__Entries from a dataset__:
----

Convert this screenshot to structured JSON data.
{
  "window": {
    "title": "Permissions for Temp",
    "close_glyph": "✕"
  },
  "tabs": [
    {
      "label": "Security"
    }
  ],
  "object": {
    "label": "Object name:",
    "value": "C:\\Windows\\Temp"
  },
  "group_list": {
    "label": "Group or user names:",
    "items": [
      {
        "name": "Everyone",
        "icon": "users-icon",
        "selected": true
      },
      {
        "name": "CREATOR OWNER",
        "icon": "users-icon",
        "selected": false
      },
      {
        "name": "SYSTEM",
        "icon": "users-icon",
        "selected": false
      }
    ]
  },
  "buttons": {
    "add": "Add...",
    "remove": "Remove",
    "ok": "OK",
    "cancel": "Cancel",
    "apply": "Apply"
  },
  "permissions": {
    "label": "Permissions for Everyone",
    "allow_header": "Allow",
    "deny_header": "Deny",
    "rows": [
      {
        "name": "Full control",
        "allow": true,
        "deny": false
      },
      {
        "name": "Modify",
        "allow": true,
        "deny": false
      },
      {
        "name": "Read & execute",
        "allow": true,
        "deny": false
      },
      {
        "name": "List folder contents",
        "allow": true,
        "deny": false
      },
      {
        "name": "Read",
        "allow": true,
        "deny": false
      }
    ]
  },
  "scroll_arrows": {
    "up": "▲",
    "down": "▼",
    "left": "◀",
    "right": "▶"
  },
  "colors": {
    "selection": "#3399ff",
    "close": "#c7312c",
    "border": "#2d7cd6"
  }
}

----

__Exercise requirements__:
Select and copy every line from the records that includes the word "Everyone".

__Problem solution__:
        "name": "Everyone",
    "label": "Permissions for Everyone",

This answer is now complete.